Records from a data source
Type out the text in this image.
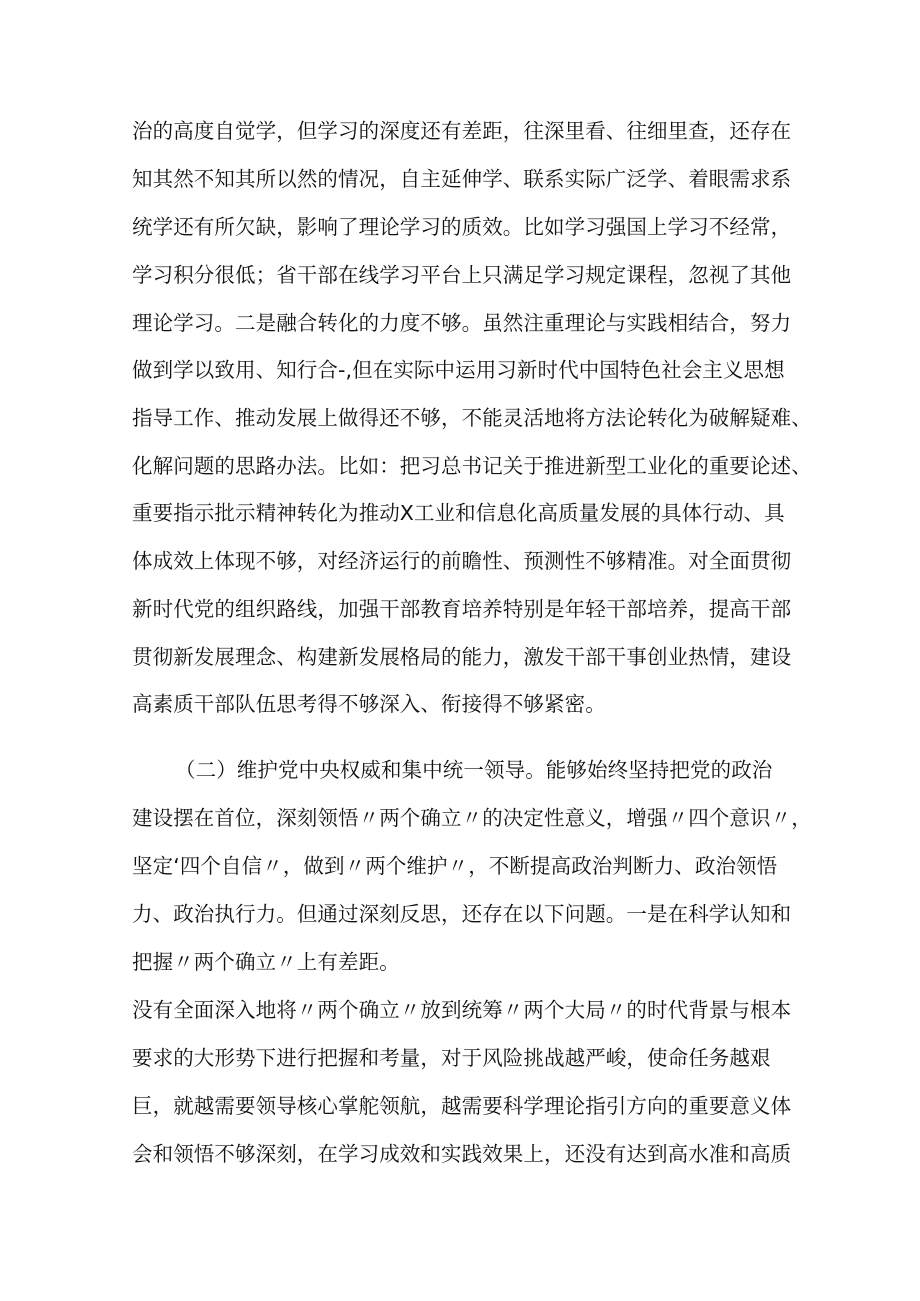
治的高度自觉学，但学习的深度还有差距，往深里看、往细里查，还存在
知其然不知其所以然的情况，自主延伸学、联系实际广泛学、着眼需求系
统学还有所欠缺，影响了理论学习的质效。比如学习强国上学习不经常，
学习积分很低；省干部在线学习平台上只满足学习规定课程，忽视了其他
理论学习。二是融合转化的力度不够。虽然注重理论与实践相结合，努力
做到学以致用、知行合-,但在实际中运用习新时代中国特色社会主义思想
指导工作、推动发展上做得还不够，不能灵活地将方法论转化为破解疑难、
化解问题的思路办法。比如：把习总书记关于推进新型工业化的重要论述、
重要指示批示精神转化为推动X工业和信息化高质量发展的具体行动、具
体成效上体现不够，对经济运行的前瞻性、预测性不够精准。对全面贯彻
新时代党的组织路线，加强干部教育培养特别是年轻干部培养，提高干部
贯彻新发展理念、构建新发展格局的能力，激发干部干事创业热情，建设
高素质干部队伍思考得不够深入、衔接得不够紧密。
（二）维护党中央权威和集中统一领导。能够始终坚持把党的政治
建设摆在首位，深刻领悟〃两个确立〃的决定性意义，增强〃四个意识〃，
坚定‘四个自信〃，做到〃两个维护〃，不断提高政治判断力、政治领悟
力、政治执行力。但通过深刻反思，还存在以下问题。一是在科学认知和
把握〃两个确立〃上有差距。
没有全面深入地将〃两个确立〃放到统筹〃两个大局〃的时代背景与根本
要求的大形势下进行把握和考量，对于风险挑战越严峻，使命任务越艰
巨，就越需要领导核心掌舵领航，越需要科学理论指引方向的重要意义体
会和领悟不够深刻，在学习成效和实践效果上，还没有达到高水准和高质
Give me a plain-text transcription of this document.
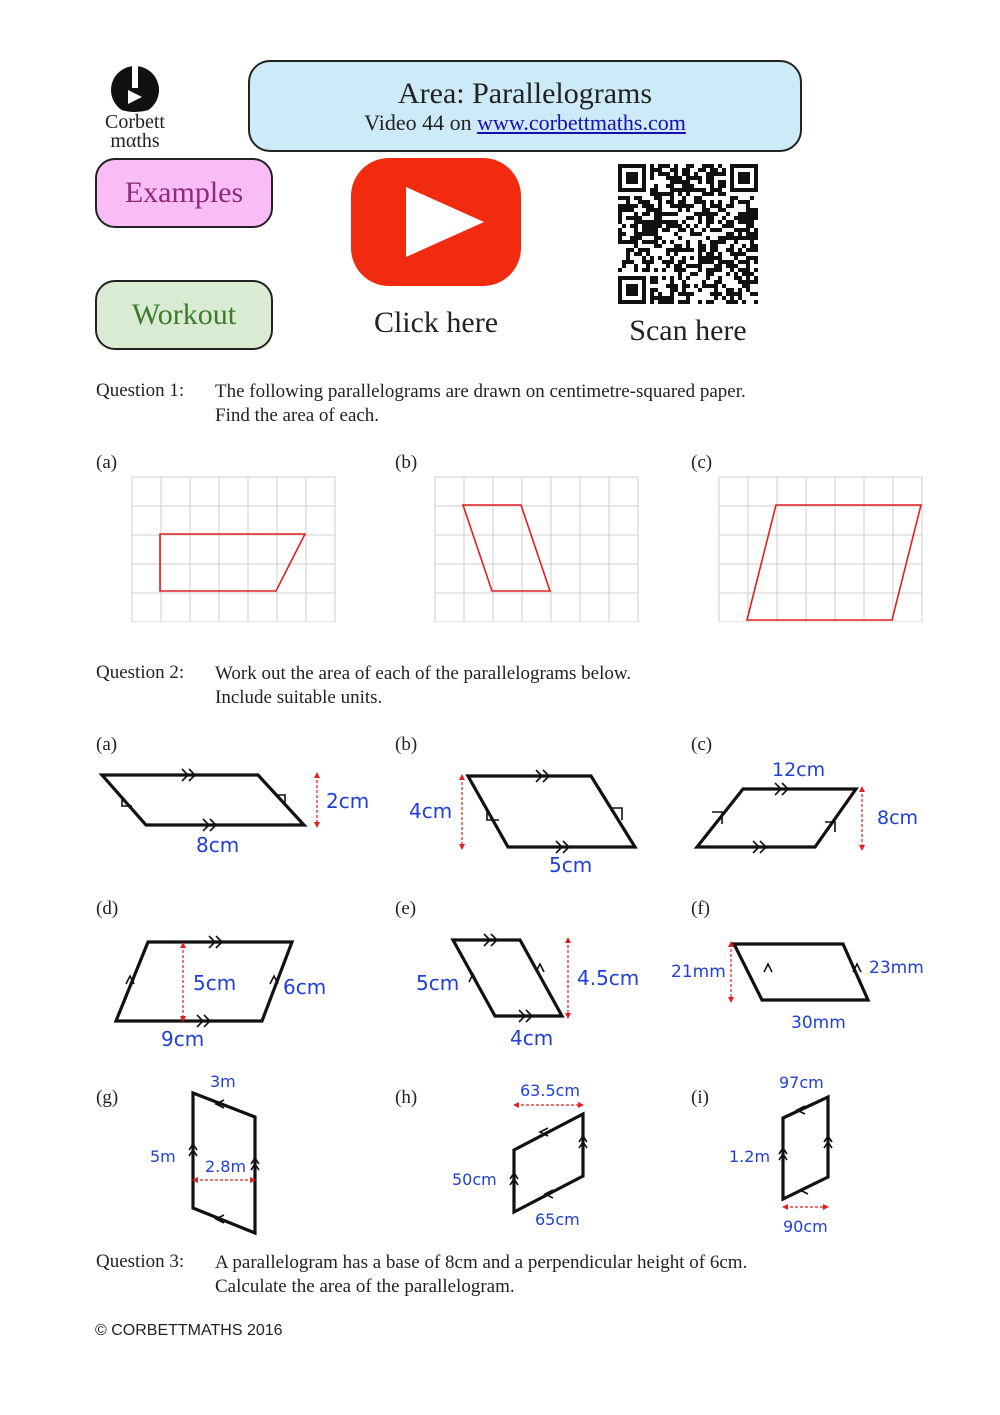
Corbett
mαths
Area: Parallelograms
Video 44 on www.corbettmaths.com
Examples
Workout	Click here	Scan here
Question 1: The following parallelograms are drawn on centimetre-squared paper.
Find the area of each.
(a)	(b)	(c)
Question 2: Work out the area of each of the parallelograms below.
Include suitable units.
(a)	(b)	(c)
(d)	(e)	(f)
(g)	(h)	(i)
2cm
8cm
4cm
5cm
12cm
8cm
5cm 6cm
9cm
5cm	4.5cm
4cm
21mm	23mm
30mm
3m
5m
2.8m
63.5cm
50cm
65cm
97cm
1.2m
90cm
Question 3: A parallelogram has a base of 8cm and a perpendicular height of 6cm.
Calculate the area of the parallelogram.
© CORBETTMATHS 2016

### Task statement
The records above need to be restated word for word, with the pictures left out.

### Written reply
Type out the text in this image.
治的高度自觉学，但学习的深度还有差距，往深里看、往细里查，还存在
知其然不知其所以然的情况，自主延伸学、联系实际广泛学、着眼需求系
统学还有所欠缺，影响了理论学习的质效。比如学习强国上学习不经常，
学习积分很低；省干部在线学习平台上只满足学习规定课程，忽视了其他
理论学习。二是融合转化的力度不够。虽然注重理论与实践相结合，努力
做到学以致用、知行合-,但在实际中运用习新时代中国特色社会主义思想
指导工作、推动发展上做得还不够，不能灵活地将方法论转化为破解疑难、
化解问题的思路办法。比如：把习总书记关于推进新型工业化的重要论述、
重要指示批示精神转化为推动X工业和信息化高质量发展的具体行动、具
体成效上体现不够，对经济运行的前瞻性、预测性不够精准。对全面贯彻
新时代党的组织路线，加强干部教育培养特别是年轻干部培养，提高干部
贯彻新发展理念、构建新发展格局的能力，激发干部干事创业热情，建设
高素质干部队伍思考得不够深入、衔接得不够紧密。
（二）维护党中央权威和集中统一领导。能够始终坚持把党的政治
建设摆在首位，深刻领悟〃两个确立〃的决定性意义，增强〃四个意识〃，
坚定‘四个自信〃，做到〃两个维护〃，不断提高政治判断力、政治领悟
力、政治执行力。但通过深刻反思，还存在以下问题。一是在科学认知和
把握〃两个确立〃上有差距。
没有全面深入地将〃两个确立〃放到统筹〃两个大局〃的时代背景与根本
要求的大形势下进行把握和考量，对于风险挑战越严峻，使命任务越艰
巨，就越需要领导核心掌舵领航，越需要科学理论指引方向的重要意义体
会和领悟不够深刻，在学习成效和实践效果上，还没有达到高水准和高质
Give me a plain-text transcription of this document.
Corbett
mαths
Area: Parallelograms
Video 44 on www.corbettmaths.com
Examples
Workout	Click here	Scan here
Question 1: The following parallelograms are drawn on centimetre-squared paper.
Find the area of each.
(a)	(b)	(c)
Question 2: Work out the area of each of the parallelograms below.
Include suitable units.
(a)	(b)	(c)
(d)	(e)	(f)
(g)	(h)	(i)
2cm
8cm
4cm
5cm
12cm
8cm
5cm 6cm
9cm
5cm	4.5cm
4cm
21mm	23mm
30mm
3m
5m
2.8m
63.5cm
50cm
65cm
97cm
1.2m
90cm
Question 3: A parallelogram has a base of 8cm and a perpendicular height of 6cm.
Calculate the area of the parallelogram.
© CORBETTMATHS 2016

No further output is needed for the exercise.